- _THE REQUEST_: Write out the data again exactly, skipping every picture.

Saved entries:
::::

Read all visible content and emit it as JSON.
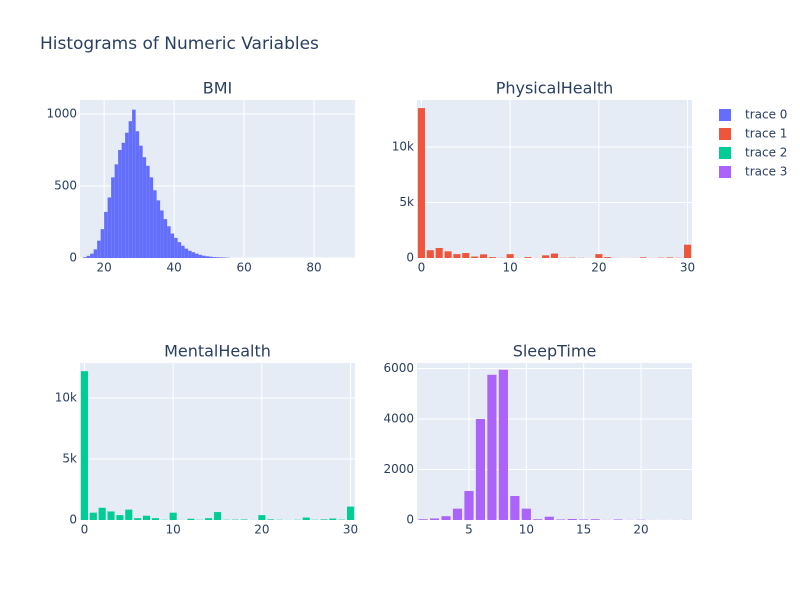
{
  "title": "Histograms of Numeric Variables",
  "legend": "right",
  "chart_data": [
    {
      "type": "histogram",
      "title": "BMI",
      "bins": [
        14,
        15,
        16,
        17,
        18,
        19,
        20,
        21,
        22,
        23,
        24,
        25,
        26,
        27,
        28,
        29,
        30,
        31,
        32,
        33,
        34,
        35,
        36,
        37,
        38,
        39,
        40,
        41,
        42,
        43,
        44,
        45,
        46,
        47,
        48,
        49,
        50,
        51,
        52,
        53,
        54,
        55,
        56
      ],
      "series": [
        {
          "name": "trace 0",
          "color": "#636efa",
          "values": [
            5,
            15,
            30,
            60,
            120,
            200,
            320,
            420,
            560,
            650,
            750,
            800,
            870,
            950,
            1030,
            880,
            780,
            700,
            640,
            560,
            470,
            400,
            330,
            270,
            220,
            170,
            140,
            110,
            85,
            65,
            50,
            40,
            30,
            22,
            16,
            12,
            9,
            6,
            5,
            4,
            3,
            2
          ]
        }
      ],
      "xlim": [
        13.1,
        91.7
      ],
      "ylim": [
        0,
        1097
      ],
      "xticks": [
        20,
        40,
        60,
        80
      ],
      "yticks": [
        0,
        500,
        1000
      ],
      "grid": true
    },
    {
      "type": "histogram",
      "title": "PhysicalHealth",
      "bins": [
        -0.5,
        0.5,
        1.5,
        2.5,
        3.5,
        4.5,
        5.5,
        6.5,
        7.5,
        8.5,
        9.5,
        10.5,
        11.5,
        12.5,
        13.5,
        14.5,
        15.5,
        16.5,
        17.5,
        18.5,
        19.5,
        20.5,
        21.5,
        22.5,
        23.5,
        24.5,
        25.5,
        26.5,
        27.5,
        28.5,
        29.5,
        30.5
      ],
      "series": [
        {
          "name": "trace 1",
          "color": "#EF553B",
          "values": [
            13500,
            700,
            900,
            600,
            350,
            450,
            130,
            330,
            80,
            20,
            350,
            10,
            80,
            10,
            240,
            400,
            20,
            30,
            20,
            5,
            350,
            80,
            10,
            5,
            10,
            60,
            10,
            30,
            50,
            20,
            1200
          ]
        }
      ],
      "xlim": [
        -0.5,
        30.5
      ],
      "ylim": [
        0,
        14230
      ],
      "xticks": [
        0,
        10,
        20,
        30
      ],
      "yticks": [
        0,
        {
          "value": 5000,
          "label": "5k"
        },
        {
          "value": 10000,
          "label": "10k"
        }
      ],
      "grid": true
    },
    {
      "type": "histogram",
      "title": "MentalHealth",
      "bins": [
        -0.5,
        0.5,
        1.5,
        2.5,
        3.5,
        4.5,
        5.5,
        6.5,
        7.5,
        8.5,
        9.5,
        10.5,
        11.5,
        12.5,
        13.5,
        14.5,
        15.5,
        16.5,
        17.5,
        18.5,
        19.5,
        20.5,
        21.5,
        22.5,
        23.5,
        24.5,
        25.5,
        26.5,
        27.5,
        28.5,
        29.5,
        30.5
      ],
      "series": [
        {
          "name": "trace 2",
          "color": "#00cc96",
          "values": [
            12200,
            600,
            1000,
            700,
            400,
            850,
            150,
            350,
            150,
            20,
            600,
            10,
            100,
            20,
            150,
            650,
            20,
            30,
            40,
            10,
            400,
            50,
            20,
            10,
            20,
            200,
            20,
            50,
            120,
            30,
            1100
          ]
        }
      ],
      "xlim": [
        -0.5,
        30.5
      ],
      "ylim": [
        0,
        12870
      ],
      "xticks": [
        0,
        10,
        20,
        30
      ],
      "yticks": [
        0,
        {
          "value": 5000,
          "label": "5k"
        },
        {
          "value": 10000,
          "label": "10k"
        }
      ],
      "grid": true
    },
    {
      "type": "histogram",
      "title": "SleepTime",
      "bins": [
        0.5,
        1.5,
        2.5,
        3.5,
        4.5,
        5.5,
        6.5,
        7.5,
        8.5,
        9.5,
        10.5,
        11.5,
        12.5,
        13.5,
        14.5,
        15.5,
        16.5,
        17.5,
        18.5,
        19.5,
        20.5,
        21.5,
        22.5,
        23.5,
        24.5
      ],
      "series": [
        {
          "name": "trace 3",
          "color": "#ab63fa",
          "values": [
            30,
            60,
            150,
            450,
            1150,
            4000,
            5750,
            5950,
            950,
            450,
            30,
            130,
            20,
            40,
            20,
            30,
            5,
            20,
            5,
            10,
            3,
            3,
            3,
            5
          ]
        }
      ],
      "xlim": [
        0.47,
        24.44
      ],
      "ylim": [
        0,
        6218
      ],
      "xticks": [
        5,
        10,
        15,
        20
      ],
      "yticks": [
        0,
        2000,
        4000,
        6000
      ],
      "grid": true
    }
  ]
}
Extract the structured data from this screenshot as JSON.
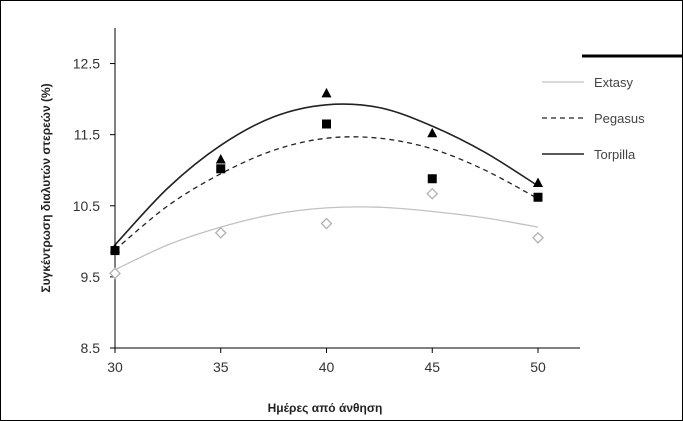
{
  "chart_data": {
    "type": "scatter",
    "xlabel": "Ημέρες από άνθηση",
    "ylabel": "Συγκέντρωση διαλυτών στερεών (%)",
    "xlim": [
      30,
      50
    ],
    "ylim": [
      8.5,
      13.0
    ],
    "x_ticks": [
      "30",
      "35",
      "40",
      "45",
      "50"
    ],
    "y_ticks": [
      "12.5",
      "11.5",
      "10.5",
      "9.5",
      "8.5"
    ],
    "x_tick_values": [
      30,
      35,
      40,
      45,
      50
    ],
    "y_tick_values": [
      12.5,
      11.5,
      10.5,
      9.5,
      8.5
    ],
    "grid": false,
    "legend_position": "right",
    "series": [
      {
        "name": "Extasy",
        "marker": "diamond-open",
        "line": "solid",
        "color": "#c2c2c2",
        "x": [
          30,
          35,
          40,
          45,
          50
        ],
        "y": [
          9.55,
          10.12,
          10.25,
          10.67,
          10.05
        ],
        "fit_x": [
          30,
          32.5,
          35,
          37.5,
          40,
          42.5,
          45,
          47.5,
          50
        ],
        "fit_y": [
          9.6,
          9.95,
          10.2,
          10.38,
          10.47,
          10.48,
          10.42,
          10.33,
          10.2
        ]
      },
      {
        "name": "Pegasus",
        "marker": "square",
        "line": "dashed",
        "color": "#222222",
        "x": [
          30,
          35,
          40,
          45,
          50
        ],
        "y": [
          9.87,
          11.02,
          11.65,
          10.88,
          10.62
        ],
        "fit_x": [
          30,
          32.5,
          35,
          37.5,
          40,
          42.5,
          45,
          47.5,
          50
        ],
        "fit_y": [
          9.88,
          10.5,
          10.95,
          11.28,
          11.45,
          11.45,
          11.3,
          11.0,
          10.6
        ]
      },
      {
        "name": "Torpilla",
        "marker": "triangle",
        "line": "solid",
        "color": "#222222",
        "x": [
          30,
          35,
          40,
          45,
          50
        ],
        "y": [
          9.9,
          11.15,
          12.08,
          11.52,
          10.82
        ],
        "fit_x": [
          30,
          32.5,
          35,
          37.5,
          40,
          42.5,
          45,
          47.5,
          50
        ],
        "fit_y": [
          9.95,
          10.75,
          11.35,
          11.75,
          11.92,
          11.88,
          11.62,
          11.25,
          10.78
        ]
      }
    ]
  }
}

::::

- _ANSWER FOR THIS EXERCISE_:
Read all visible content and emit it as JSON.
{
  "title": "Histograms of Numeric Variables",
  "legend": "right",
  "chart_data": [
    {
      "type": "histogram",
      "title": "BMI",
      "bins": [
        14,
        15,
        16,
        17,
        18,
        19,
        20,
        21,
        22,
        23,
        24,
        25,
        26,
        27,
        28,
        29,
        30,
        31,
        32,
        33,
        34,
        35,
        36,
        37,
        38,
        39,
        40,
        41,
        42,
        43,
        44,
        45,
        46,
        47,
        48,
        49,
        50,
        51,
        52,
        53,
        54,
        55,
        56
      ],
      "series": [
        {
          "name": "trace 0",
          "color": "#636efa",
          "values": [
            5,
            15,
            30,
            60,
            120,
            200,
            320,
            420,
            560,
            650,
            750,
            800,
            870,
            950,
            1030,
            880,
            780,
            700,
            640,
            560,
            470,
            400,
            330,
            270,
            220,
            170,
            140,
            110,
            85,
            65,
            50,
            40,
            30,
            22,
            16,
            12,
            9,
            6,
            5,
            4,
            3,
            2
          ]
        }
      ],
      "xlim": [
        13.1,
        91.7
      ],
      "ylim": [
        0,
        1097
      ],
      "xticks": [
        20,
        40,
        60,
        80
      ],
      "yticks": [
        0,
        500,
        1000
      ],
      "grid": true
    },
    {
      "type": "histogram",
      "title": "PhysicalHealth",
      "bins": [
        -0.5,
        0.5,
        1.5,
        2.5,
        3.5,
        4.5,
        5.5,
        6.5,
        7.5,
        8.5,
        9.5,
        10.5,
        11.5,
        12.5,
        13.5,
        14.5,
        15.5,
        16.5,
        17.5,
        18.5,
        19.5,
        20.5,
        21.5,
        22.5,
        23.5,
        24.5,
        25.5,
        26.5,
        27.5,
        28.5,
        29.5,
        30.5
      ],
      "series": [
        {
          "name": "trace 1",
          "color": "#EF553B",
          "values": [
            13500,
            700,
            900,
            600,
            350,
            450,
            130,
            330,
            80,
            20,
            350,
            10,
            80,
            10,
            240,
            400,
            20,
            30,
            20,
            5,
            350,
            80,
            10,
            5,
            10,
            60,
            10,
            30,
            50,
            20,
            1200
          ]
        }
      ],
      "xlim": [
        -0.5,
        30.5
      ],
      "ylim": [
        0,
        14230
      ],
      "xticks": [
        0,
        10,
        20,
        30
      ],
      "yticks": [
        0,
        {
          "value": 5000,
          "label": "5k"
        },
        {
          "value": 10000,
          "label": "10k"
        }
      ],
      "grid": true
    },
    {
      "type": "histogram",
      "title": "MentalHealth",
      "bins": [
        -0.5,
        0.5,
        1.5,
        2.5,
        3.5,
        4.5,
        5.5,
        6.5,
        7.5,
        8.5,
        9.5,
        10.5,
        11.5,
        12.5,
        13.5,
        14.5,
        15.5,
        16.5,
        17.5,
        18.5,
        19.5,
        20.5,
        21.5,
        22.5,
        23.5,
        24.5,
        25.5,
        26.5,
        27.5,
        28.5,
        29.5,
        30.5
      ],
      "series": [
        {
          "name": "trace 2",
          "color": "#00cc96",
          "values": [
            12200,
            600,
            1000,
            700,
            400,
            850,
            150,
            350,
            150,
            20,
            600,
            10,
            100,
            20,
            150,
            650,
            20,
            30,
            40,
            10,
            400,
            50,
            20,
            10,
            20,
            200,
            20,
            50,
            120,
            30,
            1100
          ]
        }
      ],
      "xlim": [
        -0.5,
        30.5
      ],
      "ylim": [
        0,
        12870
      ],
      "xticks": [
        0,
        10,
        20,
        30
      ],
      "yticks": [
        0,
        {
          "value": 5000,
          "label": "5k"
        },
        {
          "value": 10000,
          "label": "10k"
        }
      ],
      "grid": true
    },
    {
      "type": "histogram",
      "title": "SleepTime",
      "bins": [
        0.5,
        1.5,
        2.5,
        3.5,
        4.5,
        5.5,
        6.5,
        7.5,
        8.5,
        9.5,
        10.5,
        11.5,
        12.5,
        13.5,
        14.5,
        15.5,
        16.5,
        17.5,
        18.5,
        19.5,
        20.5,
        21.5,
        22.5,
        23.5,
        24.5
      ],
      "series": [
        {
          "name": "trace 3",
          "color": "#ab63fa",
          "values": [
            30,
            60,
            150,
            450,
            1150,
            4000,
            5750,
            5950,
            950,
            450,
            30,
            130,
            20,
            40,
            20,
            30,
            5,
            20,
            5,
            10,
            3,
            3,
            3,
            5
          ]
        }
      ],
      "xlim": [
        0.47,
        24.44
      ],
      "ylim": [
        0,
        6218
      ],
      "xticks": [
        5,
        10,
        15,
        20
      ],
      "yticks": [
        0,
        2000,
        4000,
        6000
      ],
      "grid": true
    }
  ]
}
Extract the structured data from this screenshot as JSON.
{
  "chart_data": {
    "type": "scatter",
    "xlabel": "Ημέρες από άνθηση",
    "ylabel": "Συγκέντρωση διαλυτών στερεών (%)",
    "xlim": [
      30,
      50
    ],
    "ylim": [
      8.5,
      13.0
    ],
    "x_ticks": [
      "30",
      "35",
      "40",
      "45",
      "50"
    ],
    "y_ticks": [
      "12.5",
      "11.5",
      "10.5",
      "9.5",
      "8.5"
    ],
    "x_tick_values": [
      30,
      35,
      40,
      45,
      50
    ],
    "y_tick_values": [
      12.5,
      11.5,
      10.5,
      9.5,
      8.5
    ],
    "grid": false,
    "legend_position": "right",
    "series": [
      {
        "name": "Extasy",
        "marker": "diamond-open",
        "line": "solid",
        "color": "#c2c2c2",
        "x": [
          30,
          35,
          40,
          45,
          50
        ],
        "y": [
          9.55,
          10.12,
          10.25,
          10.67,
          10.05
        ],
        "fit_x": [
          30,
          32.5,
          35,
          37.5,
          40,
          42.5,
          45,
          47.5,
          50
        ],
        "fit_y": [
          9.6,
          9.95,
          10.2,
          10.38,
          10.47,
          10.48,
          10.42,
          10.33,
          10.2
        ]
      },
      {
        "name": "Pegasus",
        "marker": "square",
        "line": "dashed",
        "color": "#222222",
        "x": [
          30,
          35,
          40,
          45,
          50
        ],
        "y": [
          9.87,
          11.02,
          11.65,
          10.88,
          10.62
        ],
        "fit_x": [
          30,
          32.5,
          35,
          37.5,
          40,
          42.5,
          45,
          47.5,
          50
        ],
        "fit_y": [
          9.88,
          10.5,
          10.95,
          11.28,
          11.45,
          11.45,
          11.3,
          11.0,
          10.6
        ]
      },
      {
        "name": "Torpilla",
        "marker": "triangle",
        "line": "solid",
        "color": "#222222",
        "x": [
          30,
          35,
          40,
          45,
          50
        ],
        "y": [
          9.9,
          11.15,
          12.08,
          11.52,
          10.82
        ],
        "fit_x": [
          30,
          32.5,
          35,
          37.5,
          40,
          42.5,
          45,
          47.5,
          50
        ],
        "fit_y": [
          9.95,
          10.75,
          11.35,
          11.75,
          11.92,
          11.88,
          11.62,
          11.25,
          10.78
        ]
      }
    ]
  }
}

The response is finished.